* start Entries *

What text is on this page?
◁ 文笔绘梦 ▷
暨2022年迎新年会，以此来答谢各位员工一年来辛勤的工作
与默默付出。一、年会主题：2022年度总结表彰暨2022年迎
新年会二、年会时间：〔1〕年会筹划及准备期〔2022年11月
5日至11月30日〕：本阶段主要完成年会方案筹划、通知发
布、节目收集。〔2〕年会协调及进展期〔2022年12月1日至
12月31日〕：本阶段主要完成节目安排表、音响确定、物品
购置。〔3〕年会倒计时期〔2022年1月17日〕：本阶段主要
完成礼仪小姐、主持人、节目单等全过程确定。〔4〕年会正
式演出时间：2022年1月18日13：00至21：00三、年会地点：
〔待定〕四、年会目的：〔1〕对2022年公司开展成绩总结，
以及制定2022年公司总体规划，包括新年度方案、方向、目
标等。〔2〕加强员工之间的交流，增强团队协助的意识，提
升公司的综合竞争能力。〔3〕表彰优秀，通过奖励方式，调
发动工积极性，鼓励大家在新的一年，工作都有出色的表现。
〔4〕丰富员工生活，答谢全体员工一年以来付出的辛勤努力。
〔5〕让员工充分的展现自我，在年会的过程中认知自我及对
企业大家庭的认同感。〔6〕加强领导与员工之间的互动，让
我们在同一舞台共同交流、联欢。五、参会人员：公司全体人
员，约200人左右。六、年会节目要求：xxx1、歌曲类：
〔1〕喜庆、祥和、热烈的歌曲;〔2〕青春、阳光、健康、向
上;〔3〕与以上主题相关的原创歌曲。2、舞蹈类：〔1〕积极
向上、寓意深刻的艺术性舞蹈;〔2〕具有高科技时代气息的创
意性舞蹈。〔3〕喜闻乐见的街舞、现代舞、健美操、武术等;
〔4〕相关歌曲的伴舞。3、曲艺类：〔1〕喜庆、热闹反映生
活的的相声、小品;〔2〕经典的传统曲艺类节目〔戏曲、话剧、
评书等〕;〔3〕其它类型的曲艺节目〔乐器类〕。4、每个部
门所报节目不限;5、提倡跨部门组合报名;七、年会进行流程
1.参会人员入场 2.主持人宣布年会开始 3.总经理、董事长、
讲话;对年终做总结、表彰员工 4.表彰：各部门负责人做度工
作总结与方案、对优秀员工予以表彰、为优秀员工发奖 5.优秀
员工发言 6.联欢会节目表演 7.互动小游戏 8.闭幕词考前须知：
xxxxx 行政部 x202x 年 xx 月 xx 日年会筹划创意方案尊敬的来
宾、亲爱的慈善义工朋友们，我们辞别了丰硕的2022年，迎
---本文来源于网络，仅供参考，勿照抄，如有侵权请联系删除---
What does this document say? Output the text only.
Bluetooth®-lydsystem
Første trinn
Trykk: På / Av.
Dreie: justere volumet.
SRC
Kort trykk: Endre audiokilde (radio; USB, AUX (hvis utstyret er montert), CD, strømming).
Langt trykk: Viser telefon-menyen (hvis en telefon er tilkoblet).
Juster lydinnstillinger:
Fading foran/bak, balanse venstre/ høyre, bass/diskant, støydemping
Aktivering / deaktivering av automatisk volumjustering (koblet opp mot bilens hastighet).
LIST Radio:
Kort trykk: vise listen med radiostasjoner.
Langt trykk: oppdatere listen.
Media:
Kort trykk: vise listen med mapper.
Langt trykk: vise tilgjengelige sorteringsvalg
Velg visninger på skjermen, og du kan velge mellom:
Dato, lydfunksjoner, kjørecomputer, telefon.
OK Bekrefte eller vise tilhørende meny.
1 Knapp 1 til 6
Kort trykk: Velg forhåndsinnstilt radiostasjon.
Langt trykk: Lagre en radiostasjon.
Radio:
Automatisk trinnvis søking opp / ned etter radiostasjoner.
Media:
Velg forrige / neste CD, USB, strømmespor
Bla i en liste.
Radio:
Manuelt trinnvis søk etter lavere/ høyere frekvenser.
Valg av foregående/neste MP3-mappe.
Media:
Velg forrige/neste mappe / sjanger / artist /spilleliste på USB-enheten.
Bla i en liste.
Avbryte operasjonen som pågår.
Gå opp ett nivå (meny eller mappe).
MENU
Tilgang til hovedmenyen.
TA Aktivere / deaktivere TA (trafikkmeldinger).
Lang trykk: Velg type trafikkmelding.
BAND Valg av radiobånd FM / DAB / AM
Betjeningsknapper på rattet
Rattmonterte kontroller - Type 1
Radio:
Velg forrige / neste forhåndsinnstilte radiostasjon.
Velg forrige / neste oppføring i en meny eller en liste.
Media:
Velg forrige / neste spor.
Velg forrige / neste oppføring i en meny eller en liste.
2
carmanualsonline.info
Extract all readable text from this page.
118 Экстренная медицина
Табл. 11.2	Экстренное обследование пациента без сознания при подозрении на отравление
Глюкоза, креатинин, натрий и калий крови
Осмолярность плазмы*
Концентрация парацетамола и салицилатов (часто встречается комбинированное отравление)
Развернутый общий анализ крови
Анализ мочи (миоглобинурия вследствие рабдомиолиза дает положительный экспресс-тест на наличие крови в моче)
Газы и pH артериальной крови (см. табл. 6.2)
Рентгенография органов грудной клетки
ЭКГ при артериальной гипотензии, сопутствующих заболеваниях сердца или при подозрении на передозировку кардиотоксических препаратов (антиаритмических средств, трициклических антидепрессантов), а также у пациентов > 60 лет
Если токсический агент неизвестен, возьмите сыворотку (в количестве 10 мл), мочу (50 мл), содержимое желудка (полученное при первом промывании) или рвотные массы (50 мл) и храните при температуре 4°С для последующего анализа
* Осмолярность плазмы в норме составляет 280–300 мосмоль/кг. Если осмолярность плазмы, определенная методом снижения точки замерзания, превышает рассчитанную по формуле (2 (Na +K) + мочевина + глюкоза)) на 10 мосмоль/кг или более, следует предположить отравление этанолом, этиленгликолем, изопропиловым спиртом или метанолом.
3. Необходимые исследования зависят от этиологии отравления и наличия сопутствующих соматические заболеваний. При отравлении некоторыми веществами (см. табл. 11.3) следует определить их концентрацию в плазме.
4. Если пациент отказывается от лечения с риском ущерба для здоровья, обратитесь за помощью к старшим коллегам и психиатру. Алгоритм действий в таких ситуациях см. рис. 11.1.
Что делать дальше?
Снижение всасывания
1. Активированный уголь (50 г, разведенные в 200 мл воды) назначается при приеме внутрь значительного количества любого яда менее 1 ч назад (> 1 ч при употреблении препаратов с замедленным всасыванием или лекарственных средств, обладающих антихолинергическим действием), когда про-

* end Entries *

**To do**: Repeat every line of the material exactly as given.

**Response for this exercise**:
What text is on this page?
◁ 文笔绘梦 ▷
暨2022年迎新年会，以此来答谢各位员工一年来辛勤的工作
与默默付出。一、年会主题：2022年度总结表彰暨2022年迎
新年会二、年会时间：〔1〕年会筹划及准备期〔2022年11月
5日至11月30日〕：本阶段主要完成年会方案筹划、通知发
布、节目收集。〔2〕年会协调及进展期〔2022年12月1日至
12月31日〕：本阶段主要完成节目安排表、音响确定、物品
购置。〔3〕年会倒计时期〔2022年1月17日〕：本阶段主要
完成礼仪小姐、主持人、节目单等全过程确定。〔4〕年会正
式演出时间：2022年1月18日13：00至21：00三、年会地点：
〔待定〕四、年会目的：〔1〕对2022年公司开展成绩总结，
以及制定2022年公司总体规划，包括新年度方案、方向、目
标等。〔2〕加强员工之间的交流，增强团队协助的意识，提
升公司的综合竞争能力。〔3〕表彰优秀，通过奖励方式，调
发动工积极性，鼓励大家在新的一年，工作都有出色的表现。
〔4〕丰富员工生活，答谢全体员工一年以来付出的辛勤努力。
〔5〕让员工充分的展现自我，在年会的过程中认知自我及对
企业大家庭的认同感。〔6〕加强领导与员工之间的互动，让
我们在同一舞台共同交流、联欢。五、参会人员：公司全体人
员，约200人左右。六、年会节目要求：xxx1、歌曲类：
〔1〕喜庆、祥和、热烈的歌曲;〔2〕青春、阳光、健康、向
上;〔3〕与以上主题相关的原创歌曲。2、舞蹈类：〔1〕积极
向上、寓意深刻的艺术性舞蹈;〔2〕具有高科技时代气息的创
意性舞蹈。〔3〕喜闻乐见的街舞、现代舞、健美操、武术等;
〔4〕相关歌曲的伴舞。3、曲艺类：〔1〕喜庆、热闹反映生
活的的相声、小品;〔2〕经典的传统曲艺类节目〔戏曲、话剧、
评书等〕;〔3〕其它类型的曲艺节目〔乐器类〕。4、每个部
门所报节目不限;5、提倡跨部门组合报名;七、年会进行流程
1.参会人员入场 2.主持人宣布年会开始 3.总经理、董事长、
讲话;对年终做总结、表彰员工 4.表彰：各部门负责人做度工
作总结与方案、对优秀员工予以表彰、为优秀员工发奖 5.优秀
员工发言 6.联欢会节目表演 7.互动小游戏 8.闭幕词考前须知：
xxxxx 行政部 x202x 年 xx 月 xx 日年会筹划创意方案尊敬的来
宾、亲爱的慈善义工朋友们，我们辞别了丰硕的2022年，迎
---本文来源于网络，仅供参考，勿照抄，如有侵权请联系删除---
What does this document say? Output the text only.
Bluetooth®-lydsystem
Første trinn
Trykk: På / Av.
Dreie: justere volumet.
SRC
Kort trykk: Endre audiokilde (radio; USB, AUX (hvis utstyret er montert), CD, strømming).
Langt trykk: Viser telefon-menyen (hvis en telefon er tilkoblet).
Juster lydinnstillinger:
Fading foran/bak, balanse venstre/ høyre, bass/diskant, støydemping
Aktivering / deaktivering av automatisk volumjustering (koblet opp mot bilens hastighet).
LIST Radio:
Kort trykk: vise listen med radiostasjoner.
Langt trykk: oppdatere listen.
Media:
Kort trykk: vise listen med mapper.
Langt trykk: vise tilgjengelige sorteringsvalg
Velg visninger på skjermen, og du kan velge mellom:
Dato, lydfunksjoner, kjørecomputer, telefon.
OK Bekrefte eller vise tilhørende meny.
1 Knapp 1 til 6
Kort trykk: Velg forhåndsinnstilt radiostasjon.
Langt trykk: Lagre en radiostasjon.
Radio:
Automatisk trinnvis søking opp / ned etter radiostasjoner.
Media:
Velg forrige / neste CD, USB, strømmespor
Bla i en liste.
Radio:
Manuelt trinnvis søk etter lavere/ høyere frekvenser.
Valg av foregående/neste MP3-mappe.
Media:
Velg forrige/neste mappe / sjanger / artist /spilleliste på USB-enheten.
Bla i en liste.
Avbryte operasjonen som pågår.
Gå opp ett nivå (meny eller mappe).
MENU
Tilgang til hovedmenyen.
TA Aktivere / deaktivere TA (trafikkmeldinger).
Lang trykk: Velg type trafikkmelding.
BAND Valg av radiobånd FM / DAB / AM
Betjeningsknapper på rattet
Rattmonterte kontroller - Type 1
Radio:
Velg forrige / neste forhåndsinnstilte radiostasjon.
Velg forrige / neste oppføring i en meny eller en liste.
Media:
Velg forrige / neste spor.
Velg forrige / neste oppføring i en meny eller en liste.
2
carmanualsonline.info
Extract all readable text from this page.
118 Экстренная медицина
Табл. 11.2	Экстренное обследование пациента без сознания при подозрении на отравление
Глюкоза, креатинин, натрий и калий крови
Осмолярность плазмы*
Концентрация парацетамола и салицилатов (часто встречается комбинированное отравление)
Развернутый общий анализ крови
Анализ мочи (миоглобинурия вследствие рабдомиолиза дает положительный экспресс-тест на наличие крови в моче)
Газы и pH артериальной крови (см. табл. 6.2)
Рентгенография органов грудной клетки
ЭКГ при артериальной гипотензии, сопутствующих заболеваниях сердца или при подозрении на передозировку кардиотоксических препаратов (антиаритмических средств, трициклических антидепрессантов), а также у пациентов > 60 лет
Если токсический агент неизвестен, возьмите сыворотку (в количестве 10 мл), мочу (50 мл), содержимое желудка (полученное при первом промывании) или рвотные массы (50 мл) и храните при температуре 4°С для последующего анализа
* Осмолярность плазмы в норме составляет 280–300 мосмоль/кг. Если осмолярность плазмы, определенная методом снижения точки замерзания, превышает рассчитанную по формуле (2 (Na +K) + мочевина + глюкоза)) на 10 мосмоль/кг или более, следует предположить отравление этанолом, этиленгликолем, изопропиловым спиртом или метанолом.
3. Необходимые исследования зависят от этиологии отравления и наличия сопутствующих соматические заболеваний. При отравлении некоторыми веществами (см. табл. 11.3) следует определить их концентрацию в плазме.
4. Если пациент отказывается от лечения с риском ущерба для здоровья, обратитесь за помощью к старшим коллегам и психиатру. Алгоритм действий в таких ситуациях см. рис. 11.1.
Что делать дальше?
Снижение всасывания
1. Активированный уголь (50 г, разведенные в 200 мл воды) назначается при приеме внутрь значительного количества любого яда менее 1 ч назад (> 1 ч при употреблении препаратов с замедленным всасыванием или лекарственных средств, обладающих антихолинергическим действием), когда про-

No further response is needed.